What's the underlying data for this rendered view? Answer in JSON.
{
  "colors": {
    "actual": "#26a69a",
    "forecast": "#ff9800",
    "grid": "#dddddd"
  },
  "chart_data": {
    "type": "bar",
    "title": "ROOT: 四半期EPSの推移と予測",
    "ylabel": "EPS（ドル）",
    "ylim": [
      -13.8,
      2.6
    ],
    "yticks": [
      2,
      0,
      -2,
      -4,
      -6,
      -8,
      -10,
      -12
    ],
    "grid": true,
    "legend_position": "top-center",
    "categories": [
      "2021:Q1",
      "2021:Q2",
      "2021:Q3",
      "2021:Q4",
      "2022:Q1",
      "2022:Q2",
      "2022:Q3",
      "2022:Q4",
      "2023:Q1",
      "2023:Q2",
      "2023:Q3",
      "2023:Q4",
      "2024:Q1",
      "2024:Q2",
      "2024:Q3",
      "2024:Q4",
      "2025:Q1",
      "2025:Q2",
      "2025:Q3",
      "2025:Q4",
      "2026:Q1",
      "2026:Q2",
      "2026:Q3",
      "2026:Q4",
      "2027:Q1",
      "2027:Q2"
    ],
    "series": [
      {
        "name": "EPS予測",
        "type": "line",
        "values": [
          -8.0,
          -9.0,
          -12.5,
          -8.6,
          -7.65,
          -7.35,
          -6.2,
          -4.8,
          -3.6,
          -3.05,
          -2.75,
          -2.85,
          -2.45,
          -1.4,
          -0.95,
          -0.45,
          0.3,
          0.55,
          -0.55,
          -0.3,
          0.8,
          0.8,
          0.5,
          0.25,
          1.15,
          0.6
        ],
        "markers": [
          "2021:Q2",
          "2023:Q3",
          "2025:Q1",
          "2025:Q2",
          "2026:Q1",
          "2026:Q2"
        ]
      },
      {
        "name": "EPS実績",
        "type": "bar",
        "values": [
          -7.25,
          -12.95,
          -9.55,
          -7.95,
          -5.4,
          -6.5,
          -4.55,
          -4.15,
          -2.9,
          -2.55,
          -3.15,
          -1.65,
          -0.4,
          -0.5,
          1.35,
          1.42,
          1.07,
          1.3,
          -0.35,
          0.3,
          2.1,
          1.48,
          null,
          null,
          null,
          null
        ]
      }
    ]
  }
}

### CHALLENGE
Please set down each line of the records exactly as given.

### EXERCISE RESULT
What's the underlying data for this rendered view? Answer in JSON.
{
  "colors": {
    "actual": "#26a69a",
    "forecast": "#ff9800",
    "grid": "#dddddd"
  },
  "chart_data": {
    "type": "bar",
    "title": "ROOT: 四半期EPSの推移と予測",
    "ylabel": "EPS（ドル）",
    "ylim": [
      -13.8,
      2.6
    ],
    "yticks": [
      2,
      0,
      -2,
      -4,
      -6,
      -8,
      -10,
      -12
    ],
    "grid": true,
    "legend_position": "top-center",
    "categories": [
      "2021:Q1",
      "2021:Q2",
      "2021:Q3",
      "2021:Q4",
      "2022:Q1",
      "2022:Q2",
      "2022:Q3",
      "2022:Q4",
      "2023:Q1",
      "2023:Q2",
      "2023:Q3",
      "2023:Q4",
      "2024:Q1",
      "2024:Q2",
      "2024:Q3",
      "2024:Q4",
      "2025:Q1",
      "2025:Q2",
      "2025:Q3",
      "2025:Q4",
      "2026:Q1",
      "2026:Q2",
      "2026:Q3",
      "2026:Q4",
      "2027:Q1",
      "2027:Q2"
    ],
    "series": [
      {
        "name": "EPS予測",
        "type": "line",
        "values": [
          -8.0,
          -9.0,
          -12.5,
          -8.6,
          -7.65,
          -7.35,
          -6.2,
          -4.8,
          -3.6,
          -3.05,
          -2.75,
          -2.85,
          -2.45,
          -1.4,
          -0.95,
          -0.45,
          0.3,
          0.55,
          -0.55,
          -0.3,
          0.8,
          0.8,
          0.5,
          0.25,
          1.15,
          0.6
        ],
        "markers": [
          "2021:Q2",
          "2023:Q3",
          "2025:Q1",
          "2025:Q2",
          "2026:Q1",
          "2026:Q2"
        ]
      },
      {
        "name": "EPS実績",
        "type": "bar",
        "values": [
          -7.25,
          -12.95,
          -9.55,
          -7.95,
          -5.4,
          -6.5,
          -4.55,
          -4.15,
          -2.9,
          -2.55,
          -3.15,
          -1.65,
          -0.4,
          -0.5,
          1.35,
          1.42,
          1.07,
          1.3,
          -0.35,
          0.3,
          2.1,
          1.48,
          null,
          null,
          null,
          null
        ]
      }
    ]
  }
}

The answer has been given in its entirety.